SUPPLIED INFORMATION start
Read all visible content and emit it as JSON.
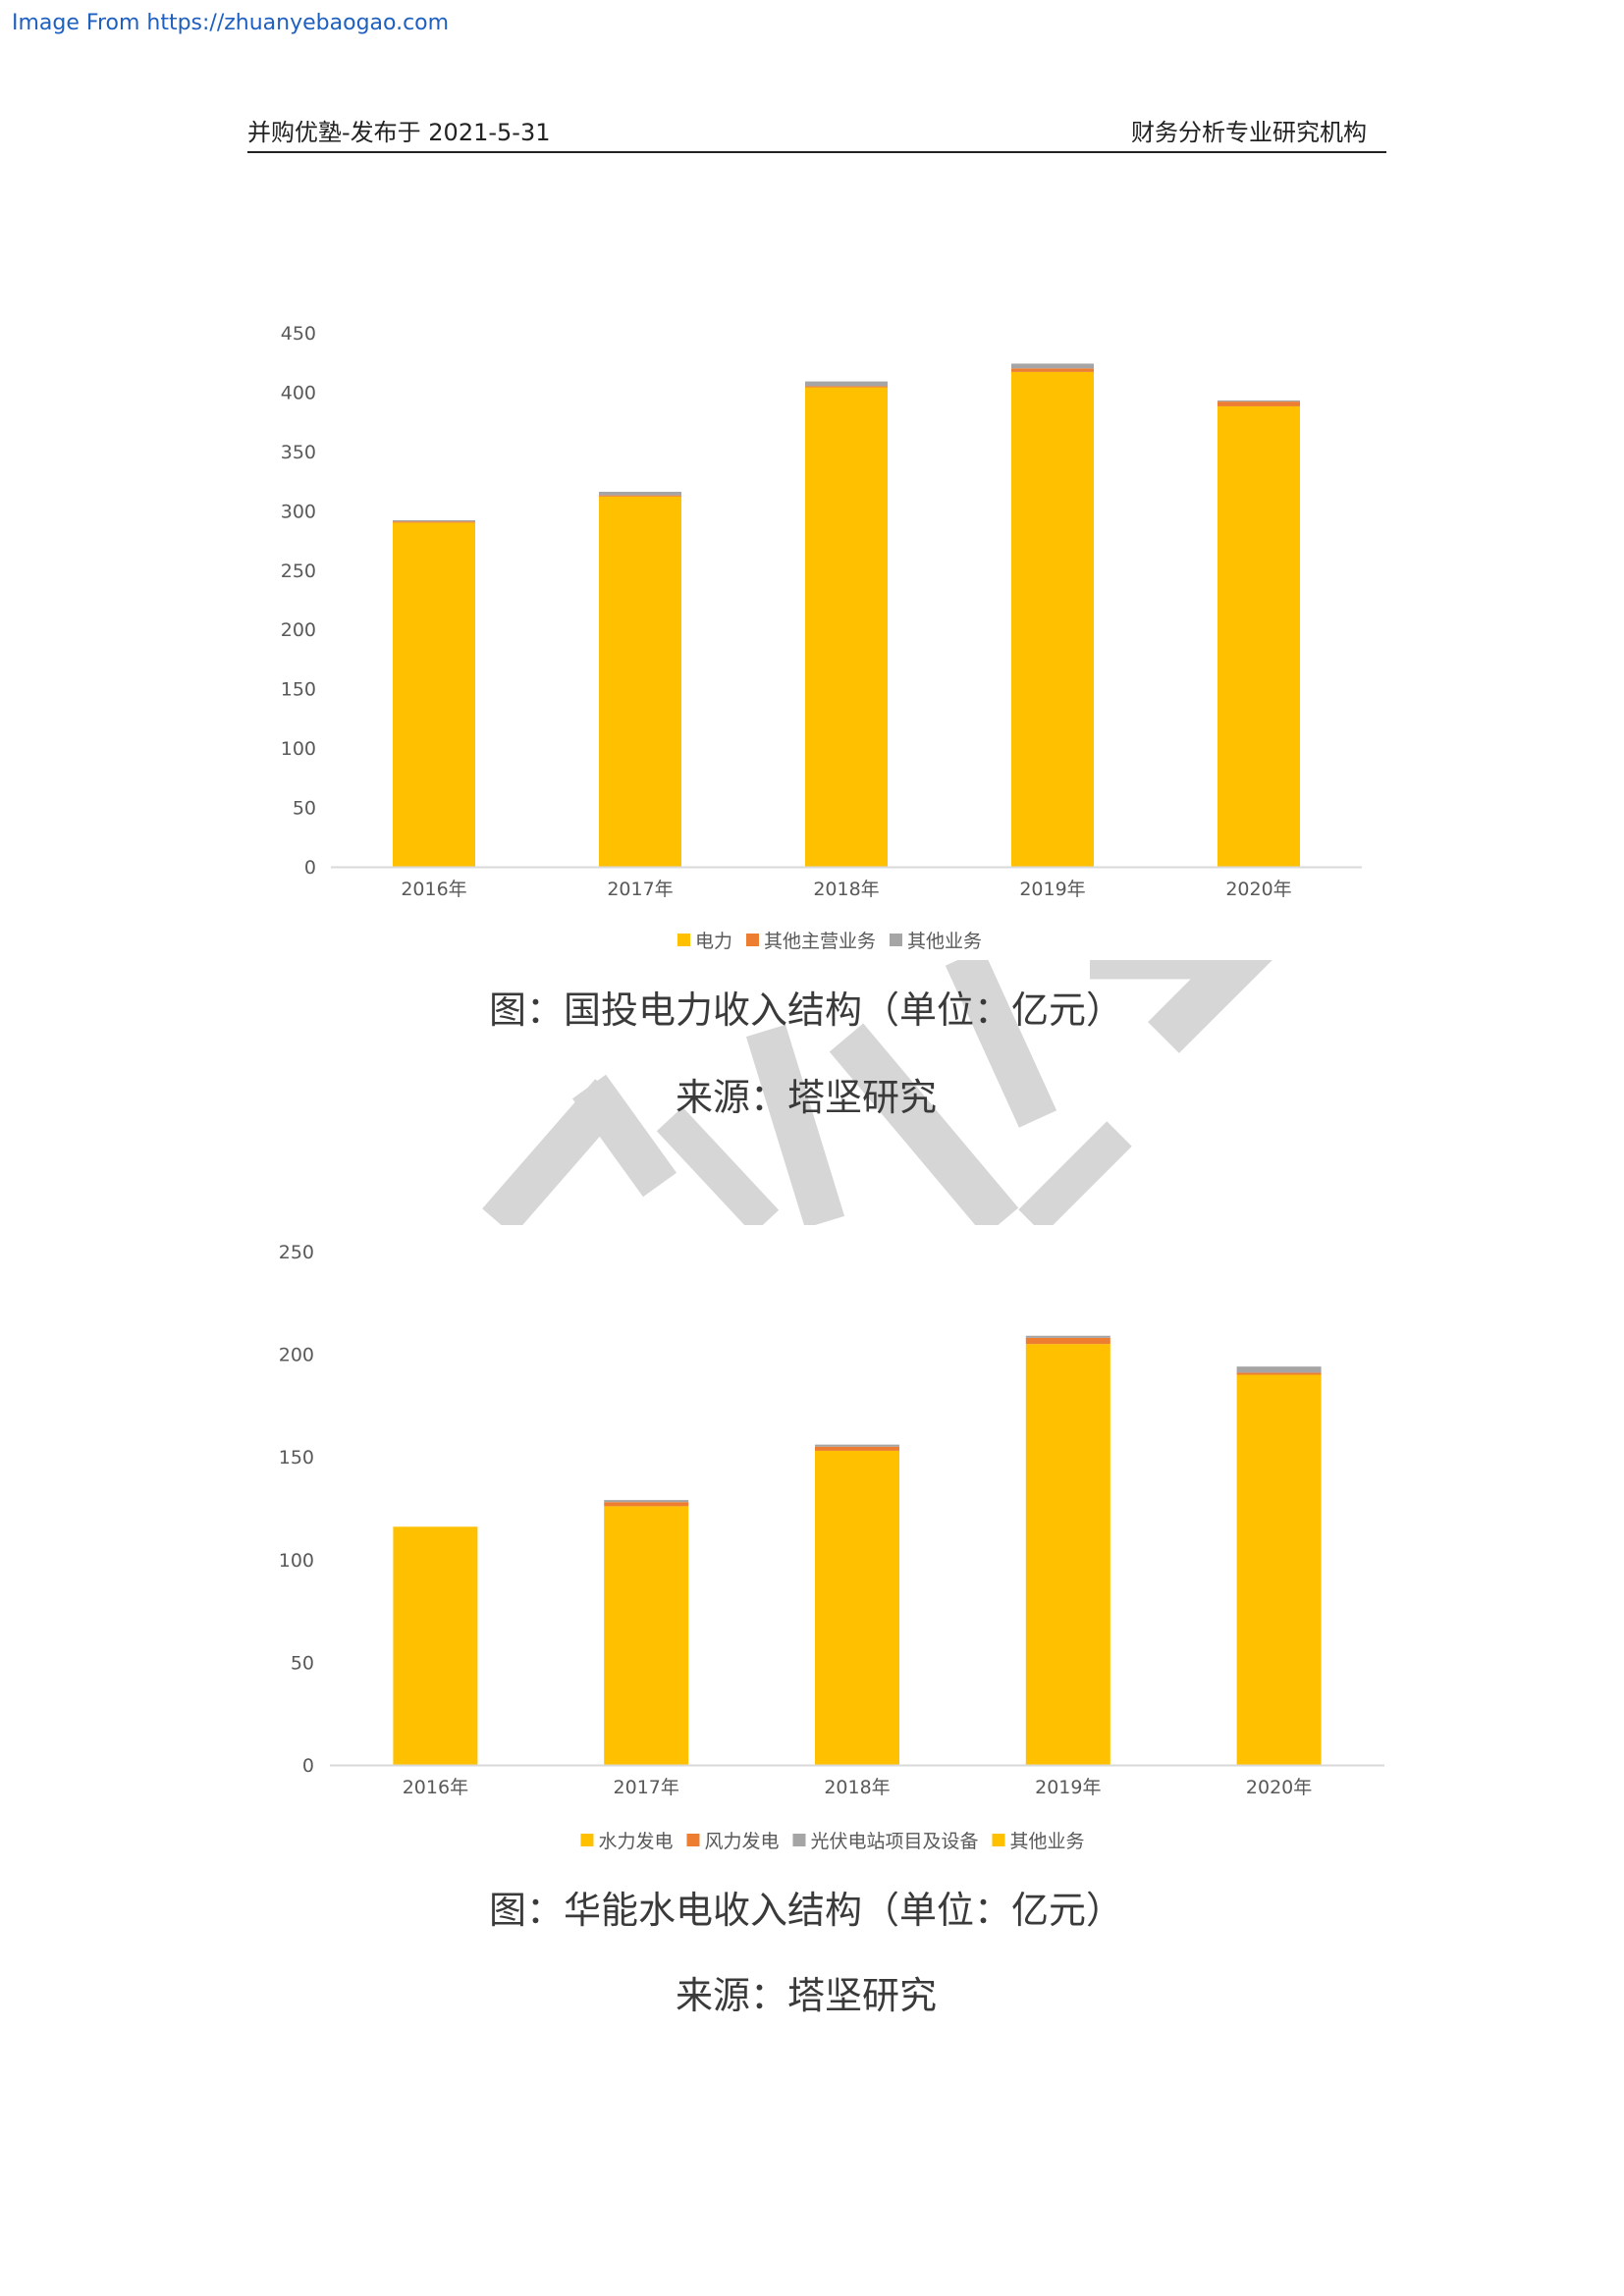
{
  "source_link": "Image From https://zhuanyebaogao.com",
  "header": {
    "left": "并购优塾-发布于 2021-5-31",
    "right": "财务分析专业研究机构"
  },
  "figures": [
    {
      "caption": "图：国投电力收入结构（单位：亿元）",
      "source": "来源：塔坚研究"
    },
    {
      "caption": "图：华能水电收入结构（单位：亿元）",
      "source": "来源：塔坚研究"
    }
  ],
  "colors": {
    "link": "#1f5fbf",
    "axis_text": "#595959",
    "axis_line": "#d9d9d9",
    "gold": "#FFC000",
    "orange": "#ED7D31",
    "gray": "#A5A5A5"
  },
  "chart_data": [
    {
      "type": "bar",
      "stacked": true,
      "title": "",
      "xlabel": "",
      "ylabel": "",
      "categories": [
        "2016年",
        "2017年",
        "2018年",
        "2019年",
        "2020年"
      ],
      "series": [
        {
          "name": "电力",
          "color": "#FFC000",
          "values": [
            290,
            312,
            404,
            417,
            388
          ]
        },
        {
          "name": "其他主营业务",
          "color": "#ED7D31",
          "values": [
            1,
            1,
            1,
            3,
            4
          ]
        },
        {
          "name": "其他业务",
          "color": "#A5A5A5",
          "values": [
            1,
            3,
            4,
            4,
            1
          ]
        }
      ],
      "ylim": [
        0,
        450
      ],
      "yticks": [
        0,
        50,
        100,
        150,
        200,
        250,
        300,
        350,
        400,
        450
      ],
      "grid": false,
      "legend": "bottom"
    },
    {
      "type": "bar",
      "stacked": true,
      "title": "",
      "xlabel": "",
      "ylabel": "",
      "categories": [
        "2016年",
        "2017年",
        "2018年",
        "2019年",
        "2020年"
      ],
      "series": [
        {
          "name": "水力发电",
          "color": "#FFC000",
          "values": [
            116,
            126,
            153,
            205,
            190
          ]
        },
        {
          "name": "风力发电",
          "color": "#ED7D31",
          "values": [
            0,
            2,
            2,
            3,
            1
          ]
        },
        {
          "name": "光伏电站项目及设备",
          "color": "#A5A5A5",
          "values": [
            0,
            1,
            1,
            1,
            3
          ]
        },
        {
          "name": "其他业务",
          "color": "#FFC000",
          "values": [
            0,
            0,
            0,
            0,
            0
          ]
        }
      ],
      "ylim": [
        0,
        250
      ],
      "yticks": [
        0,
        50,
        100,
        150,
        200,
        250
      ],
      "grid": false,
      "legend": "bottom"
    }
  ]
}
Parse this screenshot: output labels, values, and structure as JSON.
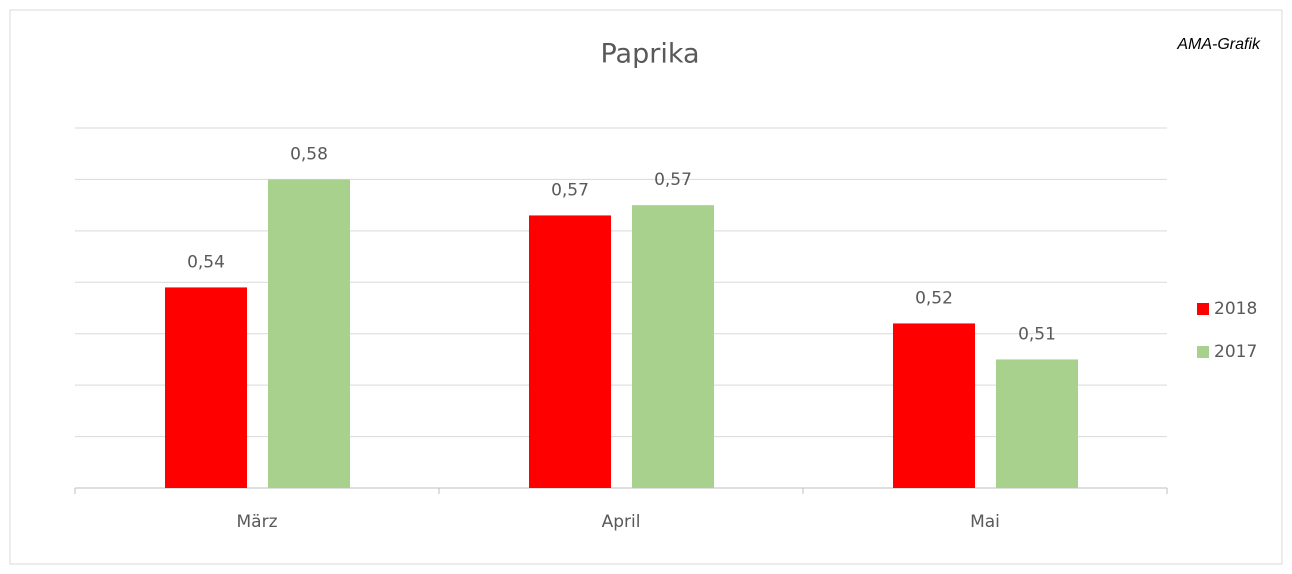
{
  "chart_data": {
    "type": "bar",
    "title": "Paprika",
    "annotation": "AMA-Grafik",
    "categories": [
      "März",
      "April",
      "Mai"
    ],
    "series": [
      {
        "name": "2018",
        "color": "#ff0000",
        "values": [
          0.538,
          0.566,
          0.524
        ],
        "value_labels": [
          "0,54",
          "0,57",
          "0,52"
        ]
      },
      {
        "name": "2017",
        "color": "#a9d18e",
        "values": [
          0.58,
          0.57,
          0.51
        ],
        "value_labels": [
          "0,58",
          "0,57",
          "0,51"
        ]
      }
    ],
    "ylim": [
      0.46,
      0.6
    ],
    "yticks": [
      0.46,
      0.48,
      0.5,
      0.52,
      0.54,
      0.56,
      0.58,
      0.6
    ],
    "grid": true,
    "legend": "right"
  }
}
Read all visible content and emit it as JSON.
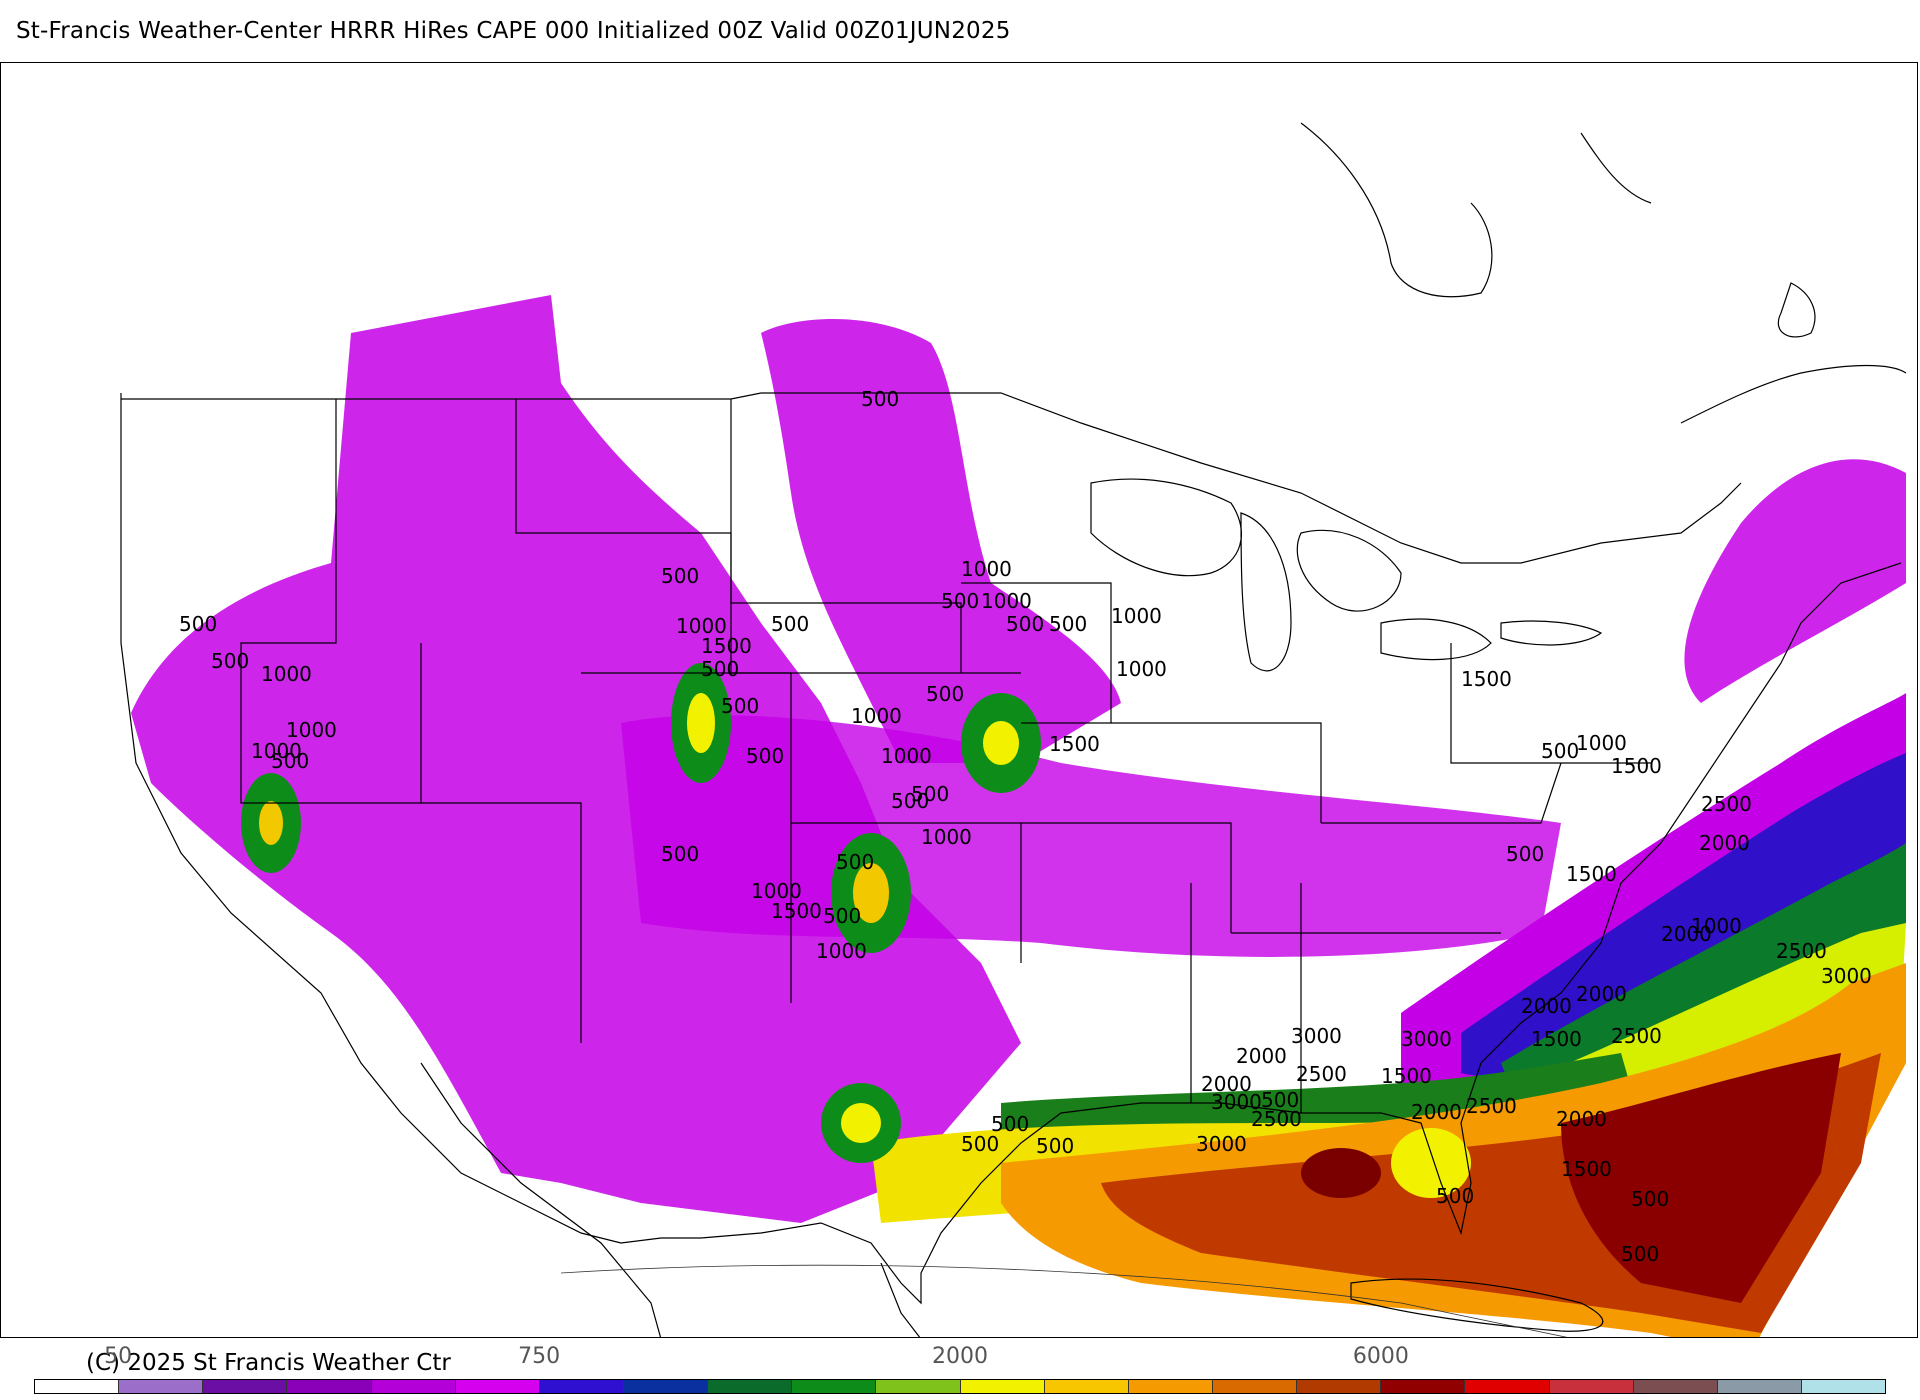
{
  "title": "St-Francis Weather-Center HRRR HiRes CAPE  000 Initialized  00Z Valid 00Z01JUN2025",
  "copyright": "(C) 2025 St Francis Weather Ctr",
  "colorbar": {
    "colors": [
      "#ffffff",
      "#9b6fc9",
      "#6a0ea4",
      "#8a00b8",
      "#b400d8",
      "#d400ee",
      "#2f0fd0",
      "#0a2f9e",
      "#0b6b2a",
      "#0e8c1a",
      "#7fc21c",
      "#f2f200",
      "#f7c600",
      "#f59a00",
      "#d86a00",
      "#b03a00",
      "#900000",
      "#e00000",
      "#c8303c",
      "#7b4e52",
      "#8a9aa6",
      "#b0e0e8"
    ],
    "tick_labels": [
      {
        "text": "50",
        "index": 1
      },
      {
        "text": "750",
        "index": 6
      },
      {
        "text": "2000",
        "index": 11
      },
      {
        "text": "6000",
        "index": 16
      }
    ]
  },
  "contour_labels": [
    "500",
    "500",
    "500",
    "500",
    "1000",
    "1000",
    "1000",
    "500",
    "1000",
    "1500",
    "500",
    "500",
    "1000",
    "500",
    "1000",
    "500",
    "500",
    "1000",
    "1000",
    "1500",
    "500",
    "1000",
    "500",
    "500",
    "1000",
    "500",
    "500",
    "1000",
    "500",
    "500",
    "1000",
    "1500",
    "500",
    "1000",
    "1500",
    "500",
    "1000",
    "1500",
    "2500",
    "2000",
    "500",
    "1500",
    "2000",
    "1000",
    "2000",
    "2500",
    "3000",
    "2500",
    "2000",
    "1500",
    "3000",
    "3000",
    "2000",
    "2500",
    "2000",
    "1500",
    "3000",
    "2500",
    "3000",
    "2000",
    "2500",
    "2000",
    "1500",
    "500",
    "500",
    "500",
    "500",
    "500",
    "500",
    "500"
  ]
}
SUPPLIED INFORMATION end
Give back each entry exactly as it appears, with no pictures.

Read all visible content and emit it as JSON.
{
  "source_link": "Image From https://zhuanyebaogao.com",
  "header": {
    "left": "并购优塾-发布于 2021-5-31",
    "right": "财务分析专业研究机构"
  },
  "figures": [
    {
      "caption": "图：国投电力收入结构（单位：亿元）",
      "source": "来源：塔坚研究"
    },
    {
      "caption": "图：华能水电收入结构（单位：亿元）",
      "source": "来源：塔坚研究"
    }
  ],
  "colors": {
    "link": "#1f5fbf",
    "axis_text": "#595959",
    "axis_line": "#d9d9d9",
    "gold": "#FFC000",
    "orange": "#ED7D31",
    "gray": "#A5A5A5"
  },
  "chart_data": [
    {
      "type": "bar",
      "stacked": true,
      "title": "",
      "xlabel": "",
      "ylabel": "",
      "categories": [
        "2016年",
        "2017年",
        "2018年",
        "2019年",
        "2020年"
      ],
      "series": [
        {
          "name": "电力",
          "color": "#FFC000",
          "values": [
            290,
            312,
            404,
            417,
            388
          ]
        },
        {
          "name": "其他主营业务",
          "color": "#ED7D31",
          "values": [
            1,
            1,
            1,
            3,
            4
          ]
        },
        {
          "name": "其他业务",
          "color": "#A5A5A5",
          "values": [
            1,
            3,
            4,
            4,
            1
          ]
        }
      ],
      "ylim": [
        0,
        450
      ],
      "yticks": [
        0,
        50,
        100,
        150,
        200,
        250,
        300,
        350,
        400,
        450
      ],
      "grid": false,
      "legend": "bottom"
    },
    {
      "type": "bar",
      "stacked": true,
      "title": "",
      "xlabel": "",
      "ylabel": "",
      "categories": [
        "2016年",
        "2017年",
        "2018年",
        "2019年",
        "2020年"
      ],
      "series": [
        {
          "name": "水力发电",
          "color": "#FFC000",
          "values": [
            116,
            126,
            153,
            205,
            190
          ]
        },
        {
          "name": "风力发电",
          "color": "#ED7D31",
          "values": [
            0,
            2,
            2,
            3,
            1
          ]
        },
        {
          "name": "光伏电站项目及设备",
          "color": "#A5A5A5",
          "values": [
            0,
            1,
            1,
            1,
            3
          ]
        },
        {
          "name": "其他业务",
          "color": "#FFC000",
          "values": [
            0,
            0,
            0,
            0,
            0
          ]
        }
      ],
      "ylim": [
        0,
        250
      ],
      "yticks": [
        0,
        50,
        100,
        150,
        200,
        250
      ],
      "grid": false,
      "legend": "bottom"
    }
  ]
}
Parse this screenshot: output labels, values, and structure as JSON.
{
  "chart_data": {
    "type": "bar",
    "title": "Paprika",
    "annotation": "AMA-Grafik",
    "categories": [
      "März",
      "April",
      "Mai"
    ],
    "series": [
      {
        "name": "2018",
        "color": "#ff0000",
        "values": [
          0.538,
          0.566,
          0.524
        ],
        "value_labels": [
          "0,54",
          "0,57",
          "0,52"
        ]
      },
      {
        "name": "2017",
        "color": "#a9d18e",
        "values": [
          0.58,
          0.57,
          0.51
        ],
        "value_labels": [
          "0,58",
          "0,57",
          "0,51"
        ]
      }
    ],
    "ylim": [
      0.46,
      0.6
    ],
    "yticks": [
      0.46,
      0.48,
      0.5,
      0.52,
      0.54,
      0.56,
      0.58,
      0.6
    ],
    "grid": true,
    "legend": "right"
  }
}
Read all visible content and emit it as JSON.
{
  "title": "St-Francis Weather-Center HRRR HiRes CAPE  000 Initialized  00Z Valid 00Z01JUN2025",
  "copyright": "(C) 2025 St Francis Weather Ctr",
  "colorbar": {
    "colors": [
      "#ffffff",
      "#9b6fc9",
      "#6a0ea4",
      "#8a00b8",
      "#b400d8",
      "#d400ee",
      "#2f0fd0",
      "#0a2f9e",
      "#0b6b2a",
      "#0e8c1a",
      "#7fc21c",
      "#f2f200",
      "#f7c600",
      "#f59a00",
      "#d86a00",
      "#b03a00",
      "#900000",
      "#e00000",
      "#c8303c",
      "#7b4e52",
      "#8a9aa6",
      "#b0e0e8"
    ],
    "tick_labels": [
      {
        "text": "50",
        "index": 1
      },
      {
        "text": "750",
        "index": 6
      },
      {
        "text": "2000",
        "index": 11
      },
      {
        "text": "6000",
        "index": 16
      }
    ]
  },
  "contour_labels": [
    "500",
    "500",
    "500",
    "500",
    "1000",
    "1000",
    "1000",
    "500",
    "1000",
    "1500",
    "500",
    "500",
    "1000",
    "500",
    "1000",
    "500",
    "500",
    "1000",
    "1000",
    "1500",
    "500",
    "1000",
    "500",
    "500",
    "1000",
    "500",
    "500",
    "1000",
    "500",
    "500",
    "1000",
    "1500",
    "500",
    "1000",
    "1500",
    "500",
    "1000",
    "1500",
    "2500",
    "2000",
    "500",
    "1500",
    "2000",
    "1000",
    "2000",
    "2500",
    "3000",
    "2500",
    "2000",
    "1500",
    "3000",
    "3000",
    "2000",
    "2500",
    "2000",
    "1500",
    "3000",
    "2500",
    "3000",
    "2000",
    "2500",
    "2000",
    "1500",
    "500",
    "500",
    "500",
    "500",
    "500",
    "500",
    "500"
  ]
}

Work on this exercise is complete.